Internet activist and hacker Jeremy Hammond was sentenced Friday to the maximum 10 year prison term for hacking into the web intelligence firm Stratfor.
Hammond pled guilty in May to one count under the Computer Fraud and Abuse Act, for stealing emails and credit card numbers from Stratfor’s databases. (Via Ars Technica)
During the Stratfor hack and other attacks, Hammond worked with Hector Monsegur, perhaps better known as Sabu, who at the time was working as an FBI informant. (Via Softpedia)
This revelation led Hammond and others who have been watching his case to wonder if he was unwittingly taking direction from the FBI when he hit targets Sabu suggested, which included foreign government websites. (Via Sophos)
Techdirt points out the information he gleaned ended up in the FBI's possession.
"Basically, the FBI had Sabu tell Hammond to hack into the computers of foreign governments and now Hammond gets the book thrown at him because of that. It's a pretty neat trick: trick a hacktivist to break into the computers of foreign governments for you and then throw him in jail for ten years."
In an interview with The Guardian before his sentencing hearing, Hammond said he believed his trial was an effort by the government to squash political hacking.
· · · · · · ·
● PROMPT A: In the article on Jeremy Hammond's sentencing, which law did Hammond plead guilty under?
● PROMPT B: Go on with the article about Jeremy Hammond's sentencing, starting after its last sentence.
The records after this article are separate material and have nothing to do with it.
· · · · · · ·
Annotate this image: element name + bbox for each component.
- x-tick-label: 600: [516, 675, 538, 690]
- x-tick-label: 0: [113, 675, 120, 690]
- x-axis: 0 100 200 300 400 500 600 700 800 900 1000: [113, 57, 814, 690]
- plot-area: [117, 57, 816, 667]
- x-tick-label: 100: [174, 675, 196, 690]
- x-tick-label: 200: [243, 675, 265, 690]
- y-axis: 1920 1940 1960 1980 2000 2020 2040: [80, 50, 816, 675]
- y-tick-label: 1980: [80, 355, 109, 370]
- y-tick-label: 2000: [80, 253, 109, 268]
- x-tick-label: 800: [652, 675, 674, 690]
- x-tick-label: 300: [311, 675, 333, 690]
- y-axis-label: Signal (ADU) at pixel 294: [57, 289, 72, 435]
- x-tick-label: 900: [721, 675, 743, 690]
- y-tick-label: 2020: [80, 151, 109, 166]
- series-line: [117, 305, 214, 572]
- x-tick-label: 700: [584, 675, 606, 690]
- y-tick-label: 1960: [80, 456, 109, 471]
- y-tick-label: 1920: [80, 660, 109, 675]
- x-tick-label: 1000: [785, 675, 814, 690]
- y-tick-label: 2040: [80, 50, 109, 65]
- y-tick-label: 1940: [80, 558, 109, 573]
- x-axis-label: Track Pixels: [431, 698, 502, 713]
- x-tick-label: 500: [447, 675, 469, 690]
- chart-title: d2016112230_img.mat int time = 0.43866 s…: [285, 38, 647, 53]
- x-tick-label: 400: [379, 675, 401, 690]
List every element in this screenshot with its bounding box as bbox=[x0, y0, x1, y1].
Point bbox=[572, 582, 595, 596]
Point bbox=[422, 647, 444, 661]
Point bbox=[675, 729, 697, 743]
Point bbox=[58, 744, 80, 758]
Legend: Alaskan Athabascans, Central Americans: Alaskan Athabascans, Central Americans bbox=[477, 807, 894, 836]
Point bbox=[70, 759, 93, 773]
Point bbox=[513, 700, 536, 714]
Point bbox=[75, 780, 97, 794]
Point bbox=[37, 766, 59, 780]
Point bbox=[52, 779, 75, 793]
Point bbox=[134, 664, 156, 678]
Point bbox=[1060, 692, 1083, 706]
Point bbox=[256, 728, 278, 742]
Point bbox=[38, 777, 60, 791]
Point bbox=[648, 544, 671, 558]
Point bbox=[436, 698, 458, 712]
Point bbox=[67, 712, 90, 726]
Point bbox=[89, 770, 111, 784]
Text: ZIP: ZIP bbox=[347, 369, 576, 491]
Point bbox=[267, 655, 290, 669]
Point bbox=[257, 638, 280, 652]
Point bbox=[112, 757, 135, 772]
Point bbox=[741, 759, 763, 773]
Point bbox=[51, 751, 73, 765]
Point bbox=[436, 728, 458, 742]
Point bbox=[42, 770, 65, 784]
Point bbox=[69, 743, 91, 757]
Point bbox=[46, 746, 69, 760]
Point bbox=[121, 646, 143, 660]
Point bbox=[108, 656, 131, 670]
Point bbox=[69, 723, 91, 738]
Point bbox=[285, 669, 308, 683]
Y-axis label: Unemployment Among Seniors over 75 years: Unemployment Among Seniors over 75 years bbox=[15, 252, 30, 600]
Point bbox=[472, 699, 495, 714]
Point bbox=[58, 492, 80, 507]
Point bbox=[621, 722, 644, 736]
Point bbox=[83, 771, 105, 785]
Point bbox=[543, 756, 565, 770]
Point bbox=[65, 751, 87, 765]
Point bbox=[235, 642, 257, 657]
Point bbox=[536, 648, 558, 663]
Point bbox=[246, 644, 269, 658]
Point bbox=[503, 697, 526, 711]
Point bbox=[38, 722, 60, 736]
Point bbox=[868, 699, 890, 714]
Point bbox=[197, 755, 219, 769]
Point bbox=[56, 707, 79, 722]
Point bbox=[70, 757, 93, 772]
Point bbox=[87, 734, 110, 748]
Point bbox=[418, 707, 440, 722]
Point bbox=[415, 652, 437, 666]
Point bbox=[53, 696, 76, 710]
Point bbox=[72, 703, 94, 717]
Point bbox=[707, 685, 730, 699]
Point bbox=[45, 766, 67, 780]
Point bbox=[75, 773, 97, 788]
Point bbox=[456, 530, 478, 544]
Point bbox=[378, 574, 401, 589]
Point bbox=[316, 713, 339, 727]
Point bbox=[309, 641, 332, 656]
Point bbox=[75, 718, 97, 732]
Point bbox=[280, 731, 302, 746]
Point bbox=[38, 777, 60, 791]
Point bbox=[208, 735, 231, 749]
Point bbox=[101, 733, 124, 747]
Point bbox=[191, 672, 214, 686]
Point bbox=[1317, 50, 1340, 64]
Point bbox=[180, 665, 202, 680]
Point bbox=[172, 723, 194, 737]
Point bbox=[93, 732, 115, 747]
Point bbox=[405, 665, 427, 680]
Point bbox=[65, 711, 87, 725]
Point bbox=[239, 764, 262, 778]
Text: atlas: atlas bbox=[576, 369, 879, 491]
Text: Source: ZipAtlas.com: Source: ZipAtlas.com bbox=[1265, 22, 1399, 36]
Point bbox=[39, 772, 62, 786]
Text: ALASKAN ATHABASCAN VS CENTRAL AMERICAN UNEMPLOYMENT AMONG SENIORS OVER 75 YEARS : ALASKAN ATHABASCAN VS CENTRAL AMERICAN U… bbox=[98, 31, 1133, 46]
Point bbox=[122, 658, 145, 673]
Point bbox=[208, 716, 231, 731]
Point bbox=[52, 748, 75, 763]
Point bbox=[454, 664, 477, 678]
· · · · · · ·
● WRITTEN ANSWER A: The Computer Fraud and Abuse Act.

● WRITTEN ANSWER B:
"They have made it clear they are trying to send a message to others who come after me. A lot of it is because they got slapped around, they were embarrassed by Anonymous and they feel that they need to save face."
Hammond called his hacks activism, or at worst acts of civil disobedience. Judge Loretta Preska accused him of "causing mayhem" and "widespread harm."
Hammond isn't without his supporters, though. Before the hearing, programmer and activist Richard Stallman wrote a letter to Preska advocating Hammond's sentence be reduced to community service. (Via VentureBeat)
And when Hammond was sentenced anyway, WikiLeaks promptly published the more than five million Stratfor intelligence emails that landed him in court in the first place.
Hammond's sentence calls for 120 months of incarceration followed by three years supervised release, during which his internet activity will be monitored and investigated.